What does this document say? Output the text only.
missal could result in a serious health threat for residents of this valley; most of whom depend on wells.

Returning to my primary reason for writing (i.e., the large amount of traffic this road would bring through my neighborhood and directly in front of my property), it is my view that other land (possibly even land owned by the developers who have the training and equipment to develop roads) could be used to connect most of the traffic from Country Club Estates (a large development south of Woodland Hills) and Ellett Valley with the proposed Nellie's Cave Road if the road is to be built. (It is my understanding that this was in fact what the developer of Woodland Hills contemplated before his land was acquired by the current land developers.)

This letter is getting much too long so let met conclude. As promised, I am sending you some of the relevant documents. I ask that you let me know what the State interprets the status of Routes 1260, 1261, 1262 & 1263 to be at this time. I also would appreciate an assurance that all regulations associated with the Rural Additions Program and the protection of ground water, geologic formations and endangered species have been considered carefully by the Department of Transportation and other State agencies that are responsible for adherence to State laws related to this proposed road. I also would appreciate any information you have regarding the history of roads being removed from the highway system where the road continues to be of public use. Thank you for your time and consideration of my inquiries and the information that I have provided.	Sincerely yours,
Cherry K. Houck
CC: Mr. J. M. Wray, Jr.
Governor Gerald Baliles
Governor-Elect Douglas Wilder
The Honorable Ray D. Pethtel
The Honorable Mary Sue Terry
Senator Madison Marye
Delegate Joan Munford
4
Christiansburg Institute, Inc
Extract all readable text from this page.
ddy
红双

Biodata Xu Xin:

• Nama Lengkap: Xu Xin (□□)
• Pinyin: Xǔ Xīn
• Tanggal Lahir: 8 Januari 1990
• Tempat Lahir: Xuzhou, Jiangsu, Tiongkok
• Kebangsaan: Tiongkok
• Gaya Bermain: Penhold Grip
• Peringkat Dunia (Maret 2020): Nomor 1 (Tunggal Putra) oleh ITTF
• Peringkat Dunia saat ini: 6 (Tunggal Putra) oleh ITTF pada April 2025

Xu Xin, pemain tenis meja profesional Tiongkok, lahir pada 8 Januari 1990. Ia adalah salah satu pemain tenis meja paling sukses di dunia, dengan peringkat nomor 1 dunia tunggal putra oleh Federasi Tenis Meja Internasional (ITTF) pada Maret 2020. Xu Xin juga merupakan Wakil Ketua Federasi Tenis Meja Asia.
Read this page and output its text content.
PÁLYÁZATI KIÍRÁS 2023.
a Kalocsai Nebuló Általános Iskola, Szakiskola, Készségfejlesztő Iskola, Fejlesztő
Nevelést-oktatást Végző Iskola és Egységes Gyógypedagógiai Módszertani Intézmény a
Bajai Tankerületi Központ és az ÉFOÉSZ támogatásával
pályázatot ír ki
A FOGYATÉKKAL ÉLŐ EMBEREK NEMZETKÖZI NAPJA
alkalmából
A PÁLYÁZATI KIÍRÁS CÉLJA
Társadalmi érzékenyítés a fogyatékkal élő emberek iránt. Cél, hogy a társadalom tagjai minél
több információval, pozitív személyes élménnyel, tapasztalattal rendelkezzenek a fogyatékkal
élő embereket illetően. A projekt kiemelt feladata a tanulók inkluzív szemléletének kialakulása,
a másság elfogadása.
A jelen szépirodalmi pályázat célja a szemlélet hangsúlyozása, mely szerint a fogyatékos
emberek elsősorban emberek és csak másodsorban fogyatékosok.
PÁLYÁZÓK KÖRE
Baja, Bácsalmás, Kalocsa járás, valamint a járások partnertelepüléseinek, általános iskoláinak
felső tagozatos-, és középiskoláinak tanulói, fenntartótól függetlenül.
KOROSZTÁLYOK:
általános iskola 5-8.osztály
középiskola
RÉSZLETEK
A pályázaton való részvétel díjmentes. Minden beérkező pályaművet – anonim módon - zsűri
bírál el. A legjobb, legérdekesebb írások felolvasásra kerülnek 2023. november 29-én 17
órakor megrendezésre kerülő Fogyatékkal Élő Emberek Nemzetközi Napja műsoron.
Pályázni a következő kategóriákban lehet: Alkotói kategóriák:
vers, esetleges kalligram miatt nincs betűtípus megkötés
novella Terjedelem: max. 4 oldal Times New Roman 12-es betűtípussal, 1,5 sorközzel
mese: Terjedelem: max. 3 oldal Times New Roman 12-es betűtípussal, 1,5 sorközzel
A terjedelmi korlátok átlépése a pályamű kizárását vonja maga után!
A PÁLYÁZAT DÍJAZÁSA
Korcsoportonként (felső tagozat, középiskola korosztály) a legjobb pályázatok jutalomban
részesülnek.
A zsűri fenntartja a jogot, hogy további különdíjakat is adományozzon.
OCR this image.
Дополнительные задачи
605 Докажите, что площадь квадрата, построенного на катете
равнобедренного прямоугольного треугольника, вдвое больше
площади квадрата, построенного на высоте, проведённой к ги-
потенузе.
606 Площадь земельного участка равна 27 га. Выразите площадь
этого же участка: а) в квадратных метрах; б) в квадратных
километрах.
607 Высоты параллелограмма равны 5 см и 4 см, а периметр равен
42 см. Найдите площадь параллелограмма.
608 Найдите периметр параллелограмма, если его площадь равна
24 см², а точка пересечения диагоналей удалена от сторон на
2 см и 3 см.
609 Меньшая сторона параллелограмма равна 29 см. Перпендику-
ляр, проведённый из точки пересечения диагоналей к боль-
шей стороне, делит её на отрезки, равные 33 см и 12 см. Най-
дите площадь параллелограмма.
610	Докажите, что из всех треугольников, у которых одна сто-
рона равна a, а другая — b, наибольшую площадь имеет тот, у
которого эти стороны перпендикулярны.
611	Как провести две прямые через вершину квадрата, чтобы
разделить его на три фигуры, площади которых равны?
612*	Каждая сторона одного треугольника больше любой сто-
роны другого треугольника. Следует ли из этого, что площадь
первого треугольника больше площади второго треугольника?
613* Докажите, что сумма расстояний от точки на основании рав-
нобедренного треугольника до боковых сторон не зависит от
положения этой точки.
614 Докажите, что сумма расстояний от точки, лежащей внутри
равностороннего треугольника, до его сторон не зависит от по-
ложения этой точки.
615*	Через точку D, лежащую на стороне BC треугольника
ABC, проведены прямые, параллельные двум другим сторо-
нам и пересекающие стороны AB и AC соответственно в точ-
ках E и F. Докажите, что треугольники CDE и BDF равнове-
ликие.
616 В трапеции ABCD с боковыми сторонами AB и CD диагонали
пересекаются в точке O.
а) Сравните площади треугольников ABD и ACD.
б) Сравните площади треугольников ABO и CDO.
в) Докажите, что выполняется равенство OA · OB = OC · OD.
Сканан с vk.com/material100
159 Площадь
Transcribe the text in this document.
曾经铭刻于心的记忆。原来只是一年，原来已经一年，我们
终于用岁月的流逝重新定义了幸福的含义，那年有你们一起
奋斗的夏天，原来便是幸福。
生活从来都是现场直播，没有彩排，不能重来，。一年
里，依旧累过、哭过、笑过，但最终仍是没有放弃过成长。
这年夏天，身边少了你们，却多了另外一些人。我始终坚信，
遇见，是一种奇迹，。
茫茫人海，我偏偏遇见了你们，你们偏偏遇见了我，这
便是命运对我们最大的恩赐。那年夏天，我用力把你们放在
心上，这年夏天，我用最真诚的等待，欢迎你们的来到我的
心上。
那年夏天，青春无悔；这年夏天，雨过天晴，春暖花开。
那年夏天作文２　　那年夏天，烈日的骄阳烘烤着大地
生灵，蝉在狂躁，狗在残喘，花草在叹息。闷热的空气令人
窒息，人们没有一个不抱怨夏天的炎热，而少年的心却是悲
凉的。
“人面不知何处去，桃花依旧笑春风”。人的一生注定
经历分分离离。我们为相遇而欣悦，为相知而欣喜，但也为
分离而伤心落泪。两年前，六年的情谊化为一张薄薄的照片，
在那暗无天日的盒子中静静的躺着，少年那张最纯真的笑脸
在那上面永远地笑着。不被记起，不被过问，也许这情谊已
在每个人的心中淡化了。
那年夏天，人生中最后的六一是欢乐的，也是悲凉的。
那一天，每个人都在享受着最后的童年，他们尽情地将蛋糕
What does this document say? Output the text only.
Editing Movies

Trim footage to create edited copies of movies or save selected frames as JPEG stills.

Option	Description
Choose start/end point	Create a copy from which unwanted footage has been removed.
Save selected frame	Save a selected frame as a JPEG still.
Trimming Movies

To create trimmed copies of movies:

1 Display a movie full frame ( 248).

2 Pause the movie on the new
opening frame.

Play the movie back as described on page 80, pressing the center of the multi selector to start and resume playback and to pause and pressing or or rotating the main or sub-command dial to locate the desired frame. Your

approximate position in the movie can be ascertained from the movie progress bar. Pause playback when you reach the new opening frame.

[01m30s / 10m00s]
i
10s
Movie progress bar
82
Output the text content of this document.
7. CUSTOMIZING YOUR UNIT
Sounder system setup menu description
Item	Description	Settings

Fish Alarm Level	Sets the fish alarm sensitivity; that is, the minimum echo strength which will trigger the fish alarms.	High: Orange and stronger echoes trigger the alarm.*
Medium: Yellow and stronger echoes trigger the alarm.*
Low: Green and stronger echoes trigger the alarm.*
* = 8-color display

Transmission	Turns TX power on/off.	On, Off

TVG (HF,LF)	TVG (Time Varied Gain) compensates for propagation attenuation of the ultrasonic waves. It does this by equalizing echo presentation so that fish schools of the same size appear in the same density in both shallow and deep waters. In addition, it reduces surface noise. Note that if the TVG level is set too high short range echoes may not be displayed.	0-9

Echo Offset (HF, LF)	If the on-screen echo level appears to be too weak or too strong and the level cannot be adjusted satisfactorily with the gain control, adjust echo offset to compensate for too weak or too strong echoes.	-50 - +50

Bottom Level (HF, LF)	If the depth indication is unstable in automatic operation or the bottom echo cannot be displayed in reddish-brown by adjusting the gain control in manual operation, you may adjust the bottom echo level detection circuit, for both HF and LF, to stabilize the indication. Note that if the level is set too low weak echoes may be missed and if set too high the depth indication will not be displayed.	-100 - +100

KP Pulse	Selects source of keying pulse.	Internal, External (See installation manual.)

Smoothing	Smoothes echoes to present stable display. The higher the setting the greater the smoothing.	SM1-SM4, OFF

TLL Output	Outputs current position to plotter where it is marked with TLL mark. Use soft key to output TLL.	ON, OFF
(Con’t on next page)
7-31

Task directions -> Pull out all lines in the data above that include "Roman".

Solution to the problem ->
novella Terjedelem: max. 4 oldal Times New Roman 12-es betűtípussal, 1,5 sorközzel
mese: Terjedelem: max. 3 oldal Times New Roman 12-es betűtípussal, 1,5 sorközzel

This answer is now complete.